- [Exercise requirements]: Write out the whole listing again, exactly as given.

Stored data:
* * * * * * *

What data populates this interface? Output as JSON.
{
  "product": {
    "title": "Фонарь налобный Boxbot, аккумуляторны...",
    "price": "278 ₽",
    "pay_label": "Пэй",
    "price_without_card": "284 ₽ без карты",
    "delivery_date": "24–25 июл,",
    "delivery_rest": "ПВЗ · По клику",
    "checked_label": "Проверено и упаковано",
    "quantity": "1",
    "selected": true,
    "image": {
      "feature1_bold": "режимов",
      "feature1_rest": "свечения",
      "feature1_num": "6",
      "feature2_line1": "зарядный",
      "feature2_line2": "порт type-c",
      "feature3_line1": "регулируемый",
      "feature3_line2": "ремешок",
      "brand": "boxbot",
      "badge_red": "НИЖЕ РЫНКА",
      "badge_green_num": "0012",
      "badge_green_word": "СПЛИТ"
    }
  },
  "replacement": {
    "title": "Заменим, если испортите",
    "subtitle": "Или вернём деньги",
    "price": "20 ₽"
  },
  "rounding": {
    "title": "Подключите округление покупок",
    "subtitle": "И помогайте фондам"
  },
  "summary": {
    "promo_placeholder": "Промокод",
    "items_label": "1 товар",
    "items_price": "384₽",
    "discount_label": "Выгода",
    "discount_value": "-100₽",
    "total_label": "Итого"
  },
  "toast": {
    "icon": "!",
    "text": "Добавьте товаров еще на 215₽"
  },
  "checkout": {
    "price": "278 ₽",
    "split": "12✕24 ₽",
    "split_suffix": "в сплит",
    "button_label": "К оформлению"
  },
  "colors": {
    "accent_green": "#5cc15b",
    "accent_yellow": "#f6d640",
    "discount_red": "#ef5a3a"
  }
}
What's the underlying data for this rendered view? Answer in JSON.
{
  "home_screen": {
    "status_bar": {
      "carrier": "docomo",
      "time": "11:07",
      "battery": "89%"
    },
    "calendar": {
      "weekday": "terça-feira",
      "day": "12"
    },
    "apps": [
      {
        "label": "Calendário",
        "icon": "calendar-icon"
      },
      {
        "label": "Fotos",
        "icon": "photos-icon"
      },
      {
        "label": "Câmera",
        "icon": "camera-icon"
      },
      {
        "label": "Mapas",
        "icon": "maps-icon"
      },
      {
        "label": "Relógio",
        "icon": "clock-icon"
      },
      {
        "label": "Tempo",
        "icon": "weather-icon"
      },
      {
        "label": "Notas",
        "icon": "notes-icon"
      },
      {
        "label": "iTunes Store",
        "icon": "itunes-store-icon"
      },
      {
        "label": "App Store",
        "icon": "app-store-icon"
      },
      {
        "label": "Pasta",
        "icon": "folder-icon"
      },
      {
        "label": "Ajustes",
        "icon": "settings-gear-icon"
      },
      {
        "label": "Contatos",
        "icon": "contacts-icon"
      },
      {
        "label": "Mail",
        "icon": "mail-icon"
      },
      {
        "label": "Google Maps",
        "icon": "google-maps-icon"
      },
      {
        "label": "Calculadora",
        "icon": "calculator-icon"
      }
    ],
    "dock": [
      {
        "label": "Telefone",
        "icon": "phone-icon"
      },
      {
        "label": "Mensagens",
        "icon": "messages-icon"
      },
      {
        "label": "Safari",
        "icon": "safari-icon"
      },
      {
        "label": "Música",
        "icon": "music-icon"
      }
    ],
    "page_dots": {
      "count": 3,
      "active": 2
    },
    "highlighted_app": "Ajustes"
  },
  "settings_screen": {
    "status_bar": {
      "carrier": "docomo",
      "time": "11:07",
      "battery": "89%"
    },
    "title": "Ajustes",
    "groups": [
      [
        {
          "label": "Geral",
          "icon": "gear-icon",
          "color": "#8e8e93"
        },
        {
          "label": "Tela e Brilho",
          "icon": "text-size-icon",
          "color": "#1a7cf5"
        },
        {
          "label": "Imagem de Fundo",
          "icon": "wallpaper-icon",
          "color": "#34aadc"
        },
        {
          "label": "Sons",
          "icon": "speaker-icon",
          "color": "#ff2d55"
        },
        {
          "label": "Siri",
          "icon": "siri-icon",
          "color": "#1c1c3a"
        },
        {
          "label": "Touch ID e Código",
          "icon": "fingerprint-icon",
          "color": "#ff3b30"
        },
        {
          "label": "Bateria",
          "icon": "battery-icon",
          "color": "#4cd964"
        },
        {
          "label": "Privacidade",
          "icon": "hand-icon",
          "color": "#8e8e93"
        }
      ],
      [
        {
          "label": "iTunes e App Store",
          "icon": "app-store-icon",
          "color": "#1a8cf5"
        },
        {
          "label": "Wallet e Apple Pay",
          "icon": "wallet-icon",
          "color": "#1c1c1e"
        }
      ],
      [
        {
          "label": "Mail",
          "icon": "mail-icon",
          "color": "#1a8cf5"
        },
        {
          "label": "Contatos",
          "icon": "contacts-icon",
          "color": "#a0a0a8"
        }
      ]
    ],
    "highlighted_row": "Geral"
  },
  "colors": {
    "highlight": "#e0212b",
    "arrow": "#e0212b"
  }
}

* * * * * * *

- [The result]:
What data populates this interface? Output as JSON.
{
  "product": {
    "title": "Фонарь налобный Boxbot, аккумуляторны...",
    "price": "278 ₽",
    "pay_label": "Пэй",
    "price_without_card": "284 ₽ без карты",
    "delivery_date": "24–25 июл,",
    "delivery_rest": "ПВЗ · По клику",
    "checked_label": "Проверено и упаковано",
    "quantity": "1",
    "selected": true,
    "image": {
      "feature1_bold": "режимов",
      "feature1_rest": "свечения",
      "feature1_num": "6",
      "feature2_line1": "зарядный",
      "feature2_line2": "порт type-c",
      "feature3_line1": "регулируемый",
      "feature3_line2": "ремешок",
      "brand": "boxbot",
      "badge_red": "НИЖЕ РЫНКА",
      "badge_green_num": "0012",
      "badge_green_word": "СПЛИТ"
    }
  },
  "replacement": {
    "title": "Заменим, если испортите",
    "subtitle": "Или вернём деньги",
    "price": "20 ₽"
  },
  "rounding": {
    "title": "Подключите округление покупок",
    "subtitle": "И помогайте фондам"
  },
  "summary": {
    "promo_placeholder": "Промокод",
    "items_label": "1 товар",
    "items_price": "384₽",
    "discount_label": "Выгода",
    "discount_value": "-100₽",
    "total_label": "Итого"
  },
  "toast": {
    "icon": "!",
    "text": "Добавьте товаров еще на 215₽"
  },
  "checkout": {
    "price": "278 ₽",
    "split": "12✕24 ₽",
    "split_suffix": "в сплит",
    "button_label": "К оформлению"
  },
  "colors": {
    "accent_green": "#5cc15b",
    "accent_yellow": "#f6d640",
    "discount_red": "#ef5a3a"
  }
}
What's the underlying data for this rendered view? Answer in JSON.
{
  "home_screen": {
    "status_bar": {
      "carrier": "docomo",
      "time": "11:07",
      "battery": "89%"
    },
    "calendar": {
      "weekday": "terça-feira",
      "day": "12"
    },
    "apps": [
      {
        "label": "Calendário",
        "icon": "calendar-icon"
      },
      {
        "label": "Fotos",
        "icon": "photos-icon"
      },
      {
        "label": "Câmera",
        "icon": "camera-icon"
      },
      {
        "label": "Mapas",
        "icon": "maps-icon"
      },
      {
        "label": "Relógio",
        "icon": "clock-icon"
      },
      {
        "label": "Tempo",
        "icon": "weather-icon"
      },
      {
        "label": "Notas",
        "icon": "notes-icon"
      },
      {
        "label": "iTunes Store",
        "icon": "itunes-store-icon"
      },
      {
        "label": "App Store",
        "icon": "app-store-icon"
      },
      {
        "label": "Pasta",
        "icon": "folder-icon"
      },
      {
        "label": "Ajustes",
        "icon": "settings-gear-icon"
      },
      {
        "label": "Contatos",
        "icon": "contacts-icon"
      },
      {
        "label": "Mail",
        "icon": "mail-icon"
      },
      {
        "label": "Google Maps",
        "icon": "google-maps-icon"
      },
      {
        "label": "Calculadora",
        "icon": "calculator-icon"
      }
    ],
    "dock": [
      {
        "label": "Telefone",
        "icon": "phone-icon"
      },
      {
        "label": "Mensagens",
        "icon": "messages-icon"
      },
      {
        "label": "Safari",
        "icon": "safari-icon"
      },
      {
        "label": "Música",
        "icon": "music-icon"
      }
    ],
    "page_dots": {
      "count": 3,
      "active": 2
    },
    "highlighted_app": "Ajustes"
  },
  "settings_screen": {
    "status_bar": {
      "carrier": "docomo",
      "time": "11:07",
      "battery": "89%"
    },
    "title": "Ajustes",
    "groups": [
      [
        {
          "label": "Geral",
          "icon": "gear-icon",
          "color": "#8e8e93"
        },
        {
          "label": "Tela e Brilho",
          "icon": "text-size-icon",
          "color": "#1a7cf5"
        },
        {
          "label": "Imagem de Fundo",
          "icon": "wallpaper-icon",
          "color": "#34aadc"
        },
        {
          "label": "Sons",
          "icon": "speaker-icon",
          "color": "#ff2d55"
        },
        {
          "label": "Siri",
          "icon": "siri-icon",
          "color": "#1c1c3a"
        },
        {
          "label": "Touch ID e Código",
          "icon": "fingerprint-icon",
          "color": "#ff3b30"
        },
        {
          "label": "Bateria",
          "icon": "battery-icon",
          "color": "#4cd964"
        },
        {
          "label": "Privacidade",
          "icon": "hand-icon",
          "color": "#8e8e93"
        }
      ],
      [
        {
          "label": "iTunes e App Store",
          "icon": "app-store-icon",
          "color": "#1a8cf5"
        },
        {
          "label": "Wallet e Apple Pay",
          "icon": "wallet-icon",
          "color": "#1c1c1e"
        }
      ],
      [
        {
          "label": "Mail",
          "icon": "mail-icon",
          "color": "#1a8cf5"
        },
        {
          "label": "Contatos",
          "icon": "contacts-icon",
          "color": "#a0a0a8"
        }
      ]
    ],
    "highlighted_row": "Geral"
  },
  "colors": {
    "highlight": "#e0212b",
    "arrow": "#e0212b"
  }
}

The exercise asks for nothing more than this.